SUPPLIED PASSAGE:
======

The number of patients with spinal tumors is rapidly increasing; spinal metastases develop in more than 30% of cancer patients during the course of their illness. Such lesions can significantly decrease quality of life, often necessitating treatment. Stereotactic radiosurgery has effectively achieved local control and symptomatic relief for these patients. The authors determined prognostic factors that predicted pain palliation and report overall institutional outcomes after spine stereotactic body radiation therapy (SBRT).

METHODS

Records of patients who had undergone treatment with SBRT for either primary spinal tumors or spinal metastases from June 2008 through June 2013 were retrospectively reviewed. Data were collected at the initial visit just before treatment and at 1-, 3-, 6-, and 12-month follow-up visits. Collected clinical data included Karnofsky Performance Scale scores, pain status, presence of neurological deficits, and prior radiation exposure at the level of interest. Radiation treatment plan parameters (dose, fractionation, and target coverage) were recorded. To determine the initial extent of epidural spinal cord compression (ESCC), the authors retrospectively reviewed MR images, assessed spinal instability according to the Bilsky scale, and evaluated lesion progression after treatment.

======

ASSIGNMENT 1:
Answer these questions from the spinal tumor passage, one line each:
(a) What share of cancer patients develop spinal metastases during their illness?
(b) Over what period were the reviewed records dated?
(c) At which follow-up visits were data collected?
ASSIGNMENT 2: Using the spinal tumor passage, explain in one to three sentences why spinal metastases often require treatment.
ASSIGNMENT 3: Write a continuation of the spinal tumor passage, starting after its final sentence.

======

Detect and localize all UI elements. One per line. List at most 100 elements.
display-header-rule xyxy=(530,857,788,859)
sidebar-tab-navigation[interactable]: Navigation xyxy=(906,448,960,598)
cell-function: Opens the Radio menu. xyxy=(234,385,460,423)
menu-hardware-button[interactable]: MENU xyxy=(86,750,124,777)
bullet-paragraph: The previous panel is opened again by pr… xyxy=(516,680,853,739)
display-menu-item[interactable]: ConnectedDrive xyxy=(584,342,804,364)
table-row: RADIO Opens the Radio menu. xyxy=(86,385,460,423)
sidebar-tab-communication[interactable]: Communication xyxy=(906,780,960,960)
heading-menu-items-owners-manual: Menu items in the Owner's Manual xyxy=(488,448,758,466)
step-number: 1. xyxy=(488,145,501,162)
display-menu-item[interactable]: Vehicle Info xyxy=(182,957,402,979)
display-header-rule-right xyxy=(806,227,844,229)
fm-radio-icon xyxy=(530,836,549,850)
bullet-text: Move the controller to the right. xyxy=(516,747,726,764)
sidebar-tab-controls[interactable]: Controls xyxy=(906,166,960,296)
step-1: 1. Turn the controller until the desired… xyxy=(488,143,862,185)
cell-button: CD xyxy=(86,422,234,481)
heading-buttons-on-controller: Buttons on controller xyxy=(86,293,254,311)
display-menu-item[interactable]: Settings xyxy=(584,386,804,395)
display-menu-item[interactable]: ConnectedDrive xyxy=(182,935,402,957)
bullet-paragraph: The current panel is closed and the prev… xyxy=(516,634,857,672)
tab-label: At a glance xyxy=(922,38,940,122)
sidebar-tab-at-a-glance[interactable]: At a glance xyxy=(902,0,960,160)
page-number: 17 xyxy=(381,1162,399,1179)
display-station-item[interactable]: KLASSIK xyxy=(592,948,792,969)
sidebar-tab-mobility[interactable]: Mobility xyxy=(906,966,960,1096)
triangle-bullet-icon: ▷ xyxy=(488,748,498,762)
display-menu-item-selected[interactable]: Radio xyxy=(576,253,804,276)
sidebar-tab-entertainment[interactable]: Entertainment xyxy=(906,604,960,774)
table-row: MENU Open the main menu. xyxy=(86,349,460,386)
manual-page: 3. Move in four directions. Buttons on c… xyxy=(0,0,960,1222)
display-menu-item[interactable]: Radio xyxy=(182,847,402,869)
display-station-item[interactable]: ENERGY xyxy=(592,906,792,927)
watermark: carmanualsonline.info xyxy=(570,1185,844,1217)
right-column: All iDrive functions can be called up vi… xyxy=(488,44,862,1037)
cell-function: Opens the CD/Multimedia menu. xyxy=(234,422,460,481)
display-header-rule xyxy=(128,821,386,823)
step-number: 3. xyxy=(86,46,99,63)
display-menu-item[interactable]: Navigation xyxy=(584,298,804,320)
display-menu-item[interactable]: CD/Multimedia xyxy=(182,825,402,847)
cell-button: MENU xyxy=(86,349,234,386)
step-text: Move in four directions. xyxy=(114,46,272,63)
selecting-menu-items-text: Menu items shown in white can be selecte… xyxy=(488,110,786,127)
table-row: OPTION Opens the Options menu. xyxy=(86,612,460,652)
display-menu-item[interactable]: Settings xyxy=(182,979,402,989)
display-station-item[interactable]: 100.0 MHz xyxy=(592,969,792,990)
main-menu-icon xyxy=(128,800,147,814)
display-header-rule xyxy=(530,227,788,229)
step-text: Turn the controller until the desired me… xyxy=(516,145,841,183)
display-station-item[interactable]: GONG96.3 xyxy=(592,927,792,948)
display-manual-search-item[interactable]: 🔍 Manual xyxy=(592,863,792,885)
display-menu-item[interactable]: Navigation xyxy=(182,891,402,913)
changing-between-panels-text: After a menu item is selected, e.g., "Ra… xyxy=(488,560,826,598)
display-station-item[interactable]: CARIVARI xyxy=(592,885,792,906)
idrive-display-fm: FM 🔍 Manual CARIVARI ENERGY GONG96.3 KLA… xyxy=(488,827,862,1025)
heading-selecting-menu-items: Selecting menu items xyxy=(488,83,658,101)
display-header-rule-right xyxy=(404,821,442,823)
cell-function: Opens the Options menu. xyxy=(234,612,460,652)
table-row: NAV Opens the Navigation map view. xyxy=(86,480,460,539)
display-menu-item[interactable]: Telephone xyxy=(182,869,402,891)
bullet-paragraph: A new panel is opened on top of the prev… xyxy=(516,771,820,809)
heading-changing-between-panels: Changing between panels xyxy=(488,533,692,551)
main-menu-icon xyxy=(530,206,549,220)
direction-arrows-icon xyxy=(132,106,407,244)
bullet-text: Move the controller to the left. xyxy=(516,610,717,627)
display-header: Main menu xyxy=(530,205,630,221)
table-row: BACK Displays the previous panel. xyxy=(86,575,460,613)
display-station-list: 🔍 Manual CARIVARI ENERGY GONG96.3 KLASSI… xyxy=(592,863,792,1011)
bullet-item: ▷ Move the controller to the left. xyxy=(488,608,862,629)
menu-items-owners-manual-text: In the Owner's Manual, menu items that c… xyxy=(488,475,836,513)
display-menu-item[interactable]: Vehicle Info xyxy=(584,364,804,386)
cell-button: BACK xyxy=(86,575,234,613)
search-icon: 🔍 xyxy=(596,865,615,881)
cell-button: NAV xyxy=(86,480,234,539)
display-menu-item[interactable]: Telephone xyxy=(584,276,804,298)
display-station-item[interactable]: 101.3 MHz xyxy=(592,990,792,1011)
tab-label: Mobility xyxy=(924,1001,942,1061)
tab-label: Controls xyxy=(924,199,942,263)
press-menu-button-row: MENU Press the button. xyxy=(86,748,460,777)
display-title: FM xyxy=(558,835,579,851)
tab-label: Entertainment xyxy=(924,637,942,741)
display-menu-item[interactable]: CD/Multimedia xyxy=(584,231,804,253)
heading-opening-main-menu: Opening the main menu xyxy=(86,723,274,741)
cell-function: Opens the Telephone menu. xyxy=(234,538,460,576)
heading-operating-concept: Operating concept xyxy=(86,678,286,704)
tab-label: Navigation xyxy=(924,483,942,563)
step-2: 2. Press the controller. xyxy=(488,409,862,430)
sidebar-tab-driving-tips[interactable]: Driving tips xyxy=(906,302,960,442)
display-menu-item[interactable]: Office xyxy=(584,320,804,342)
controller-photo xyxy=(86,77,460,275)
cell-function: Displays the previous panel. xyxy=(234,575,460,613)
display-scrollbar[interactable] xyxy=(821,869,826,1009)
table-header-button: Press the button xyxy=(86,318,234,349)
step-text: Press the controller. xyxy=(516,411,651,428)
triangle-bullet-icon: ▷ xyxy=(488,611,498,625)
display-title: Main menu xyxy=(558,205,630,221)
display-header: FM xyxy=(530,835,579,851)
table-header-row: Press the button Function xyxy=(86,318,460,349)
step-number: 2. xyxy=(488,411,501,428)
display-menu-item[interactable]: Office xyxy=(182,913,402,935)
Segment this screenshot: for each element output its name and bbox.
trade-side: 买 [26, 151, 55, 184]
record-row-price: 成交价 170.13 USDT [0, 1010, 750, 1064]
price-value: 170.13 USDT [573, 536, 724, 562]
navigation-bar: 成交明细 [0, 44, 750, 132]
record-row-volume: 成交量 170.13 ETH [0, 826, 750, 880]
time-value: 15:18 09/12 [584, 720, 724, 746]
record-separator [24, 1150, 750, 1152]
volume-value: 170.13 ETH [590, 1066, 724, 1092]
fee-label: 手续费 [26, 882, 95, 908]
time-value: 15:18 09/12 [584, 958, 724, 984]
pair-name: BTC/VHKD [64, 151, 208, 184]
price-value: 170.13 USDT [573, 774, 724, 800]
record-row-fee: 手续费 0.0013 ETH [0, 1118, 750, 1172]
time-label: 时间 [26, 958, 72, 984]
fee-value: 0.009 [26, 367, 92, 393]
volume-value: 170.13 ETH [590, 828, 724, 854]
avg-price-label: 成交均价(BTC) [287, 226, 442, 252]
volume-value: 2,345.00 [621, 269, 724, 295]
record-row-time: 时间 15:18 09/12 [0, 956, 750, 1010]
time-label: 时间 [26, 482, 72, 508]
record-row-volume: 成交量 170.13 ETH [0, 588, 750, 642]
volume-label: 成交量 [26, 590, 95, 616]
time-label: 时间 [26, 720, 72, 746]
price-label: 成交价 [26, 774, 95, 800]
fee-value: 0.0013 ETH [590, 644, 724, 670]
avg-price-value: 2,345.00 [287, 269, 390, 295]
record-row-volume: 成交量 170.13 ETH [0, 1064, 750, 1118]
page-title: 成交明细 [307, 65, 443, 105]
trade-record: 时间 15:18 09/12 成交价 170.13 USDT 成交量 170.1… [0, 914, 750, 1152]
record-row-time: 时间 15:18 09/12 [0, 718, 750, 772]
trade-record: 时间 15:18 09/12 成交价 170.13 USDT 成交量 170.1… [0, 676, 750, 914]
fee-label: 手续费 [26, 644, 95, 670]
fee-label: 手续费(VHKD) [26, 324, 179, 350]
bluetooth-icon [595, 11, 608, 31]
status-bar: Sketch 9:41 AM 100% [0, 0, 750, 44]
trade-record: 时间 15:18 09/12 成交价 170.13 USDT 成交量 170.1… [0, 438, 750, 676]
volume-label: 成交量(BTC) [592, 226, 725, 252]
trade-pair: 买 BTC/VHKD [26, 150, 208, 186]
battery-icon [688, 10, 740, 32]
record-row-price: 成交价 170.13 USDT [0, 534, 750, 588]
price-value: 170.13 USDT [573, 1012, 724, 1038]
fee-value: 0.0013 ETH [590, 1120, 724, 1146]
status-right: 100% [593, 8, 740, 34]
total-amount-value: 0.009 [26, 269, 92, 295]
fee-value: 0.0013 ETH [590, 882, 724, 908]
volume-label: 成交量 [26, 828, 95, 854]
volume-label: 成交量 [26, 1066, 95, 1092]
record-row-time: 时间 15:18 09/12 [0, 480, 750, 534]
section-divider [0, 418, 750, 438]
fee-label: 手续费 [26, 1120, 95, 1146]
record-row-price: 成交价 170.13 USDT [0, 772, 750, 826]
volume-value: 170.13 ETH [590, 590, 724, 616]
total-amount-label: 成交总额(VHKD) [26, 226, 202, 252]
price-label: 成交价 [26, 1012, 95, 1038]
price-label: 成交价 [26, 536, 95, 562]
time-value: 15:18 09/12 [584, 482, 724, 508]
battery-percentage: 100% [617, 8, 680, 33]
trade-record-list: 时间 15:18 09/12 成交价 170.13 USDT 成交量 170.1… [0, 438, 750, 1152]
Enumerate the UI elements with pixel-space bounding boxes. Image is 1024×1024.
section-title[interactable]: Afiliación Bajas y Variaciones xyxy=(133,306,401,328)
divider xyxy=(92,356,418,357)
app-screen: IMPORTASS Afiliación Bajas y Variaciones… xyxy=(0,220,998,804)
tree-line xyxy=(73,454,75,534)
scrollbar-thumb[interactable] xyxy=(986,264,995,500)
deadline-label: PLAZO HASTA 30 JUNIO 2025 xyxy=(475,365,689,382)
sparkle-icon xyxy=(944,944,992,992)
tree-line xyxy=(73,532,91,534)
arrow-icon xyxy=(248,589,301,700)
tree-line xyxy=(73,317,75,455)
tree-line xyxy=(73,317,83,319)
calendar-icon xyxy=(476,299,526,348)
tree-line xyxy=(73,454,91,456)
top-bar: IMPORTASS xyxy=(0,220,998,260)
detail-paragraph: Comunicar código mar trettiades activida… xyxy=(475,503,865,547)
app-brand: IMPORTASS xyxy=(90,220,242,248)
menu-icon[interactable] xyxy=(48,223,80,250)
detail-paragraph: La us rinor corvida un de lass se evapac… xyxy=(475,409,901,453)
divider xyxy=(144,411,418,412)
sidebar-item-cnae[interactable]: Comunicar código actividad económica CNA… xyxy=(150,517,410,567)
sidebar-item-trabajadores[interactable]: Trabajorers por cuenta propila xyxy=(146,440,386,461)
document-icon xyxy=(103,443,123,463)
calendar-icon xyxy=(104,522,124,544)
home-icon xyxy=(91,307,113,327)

======

EXPECTED ANSWER 1:
(a) More than 30%.
(b) From June 2008 through June 2013.
(c) At the 1-, 3-, 6-, and 12-month visits.

EXPECTED ANSWER 2: Spinal metastases often require treatment because such lesions can significantly decrease a patient's quality of life.

EXPECTED ANSWER 3:
RESULTS

The study included 99 patients (mean age 60.4 years). The median survival time was 9.1 months (95% CI 6.9–17.2 months). Significant decreases in the proportion of patients reporting pain were observed at 3 months (p < 0.0001), 6 months (p = 0.0002), and 12 months (p = 0.0019) after treatment. Significant decreases in the number of patients reporting pain were also observed at the last follow-up visit (p = 0.00020) (median follow-up time 6.1 months, range 1.0–56.6 months). Univariate analyses revealed that significant predictors of persistent pain after intervention were initial ESCC grade, stratified by a Bilsky grade of 1c (p = 0.0058); initial American Spinal Injury Association grade of D (p = 0.011); initial Karnofsky Performance Scale score, stratified by a score of 80 (p = 0.002); the presence of multiple treated lesions (p = 0.044); and prior radiation at the site of interest (p < 0.0001). However, when multivariate analyses were performed on all variables with p values less than 0.05, the only predictor of pain at last follow-up visit was a prior history of radiation at the site of interest (p = 0.0038), although initial ESCC grade trended toward significance (p = 0.073). Using pain outcomes at 3 months, at this follow-up time point, pain could be predicted by receipt of radiation above a threshold biologically effective dose of 66.7 Gy.

CONCLUSIONS

Pain palliation occurs as early as 3 months after treatment; significant differences in pain reporting are also observed at 6 and 12 months. Pain palliation is limited for patients with spinal tumors with epidural extension that deforms the cord and for patients who have previously received radiation to the same site. Further investigation into the optimal dose and fractionation schedule are needed, but improved outcomes were observed in patients who received radiation at a biologically effective dose (with an a/b of 3.0) of 66.7 Gy or higher.